### WRITTEN INSTRUCTION
Transcribe all of the records word for word, but omit the pictures.

━━━━

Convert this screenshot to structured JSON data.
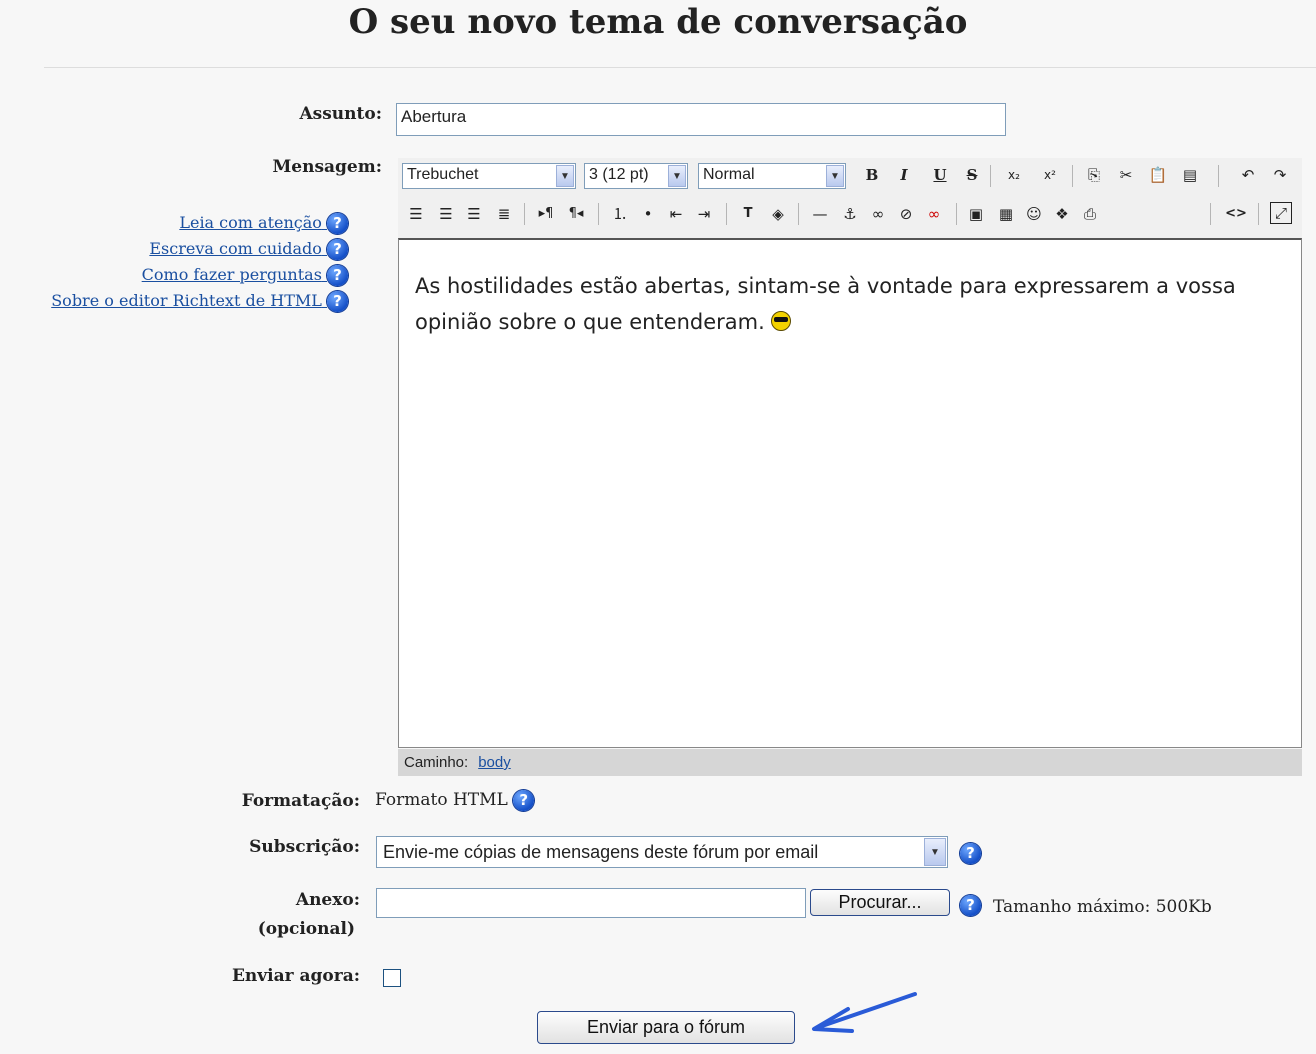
{
  "page": {
    "title": "O seu novo tema de conversação"
  },
  "form": {
    "subject_label": "Assunto:",
    "subject_value": "Abertura",
    "message_label": "Mensagem:",
    "help_links": [
      "Leia com atenção",
      "Escreva com cuidado",
      "Como fazer perguntas",
      "Sobre o editor Richtext de HTML"
    ],
    "format_label": "Formatação:",
    "format_value": "Formato HTML",
    "subscription_label": "Subscrição:",
    "subscription_value": "Envie-me cópias de mensagens deste fórum por email",
    "attachment_label": "Anexo:",
    "attachment_optional": "(opcional)",
    "attachment_value": "",
    "browse_button": "Procurar...",
    "max_size": "Tamanho máximo: 500Kb",
    "send_now_label": "Enviar agora:",
    "send_now_checked": false,
    "submit_button": "Enviar para o fórum"
  },
  "editor": {
    "font": "Trebuchet",
    "size": "3 (12 pt)",
    "paragraph": "Normal",
    "content": "As hostilidades estão abertas, sintam-se à vontade para expressarem a vossa opinião sobre o que entenderam.",
    "path_label": "Caminho:",
    "path_value": "body"
  },
  "icons": {
    "help": "?",
    "dropdown": "▼",
    "bold": "B",
    "italic": "I",
    "underline": "U",
    "strike": "S",
    "subscript": "x₂",
    "superscript": "x²",
    "undo": "↶",
    "redo": "↷",
    "html_source": "<>",
    "fullscreen": "⤢"
  },
  "colors": {
    "link": "#1a4fa0",
    "help_icon": "#1550c8",
    "arrow": "#2a5bd7"
  }
}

━━━━

### SOLUTION FOR THIS PROBLEM
Convert this screenshot to structured JSON data.
{
  "page": {
    "title": "O seu novo tema de conversação"
  },
  "form": {
    "subject_label": "Assunto:",
    "subject_value": "Abertura",
    "message_label": "Mensagem:",
    "help_links": [
      "Leia com atenção",
      "Escreva com cuidado",
      "Como fazer perguntas",
      "Sobre o editor Richtext de HTML"
    ],
    "format_label": "Formatação:",
    "format_value": "Formato HTML",
    "subscription_label": "Subscrição:",
    "subscription_value": "Envie-me cópias de mensagens deste fórum por email",
    "attachment_label": "Anexo:",
    "attachment_optional": "(opcional)",
    "attachment_value": "",
    "browse_button": "Procurar...",
    "max_size": "Tamanho máximo: 500Kb",
    "send_now_label": "Enviar agora:",
    "send_now_checked": false,
    "submit_button": "Enviar para o fórum"
  },
  "editor": {
    "font": "Trebuchet",
    "size": "3 (12 pt)",
    "paragraph": "Normal",
    "content": "As hostilidades estão abertas, sintam-se à vontade para expressarem a vossa opinião sobre o que entenderam.",
    "path_label": "Caminho:",
    "path_value": "body"
  },
  "icons": {
    "help": "?",
    "dropdown": "▼",
    "bold": "B",
    "italic": "I",
    "underline": "U",
    "strike": "S",
    "subscript": "x₂",
    "superscript": "x²",
    "undo": "↶",
    "redo": "↷",
    "html_source": "<>",
    "fullscreen": "⤢"
  },
  "colors": {
    "link": "#1a4fa0",
    "help_icon": "#1550c8",
    "arrow": "#2a5bd7"
  }
}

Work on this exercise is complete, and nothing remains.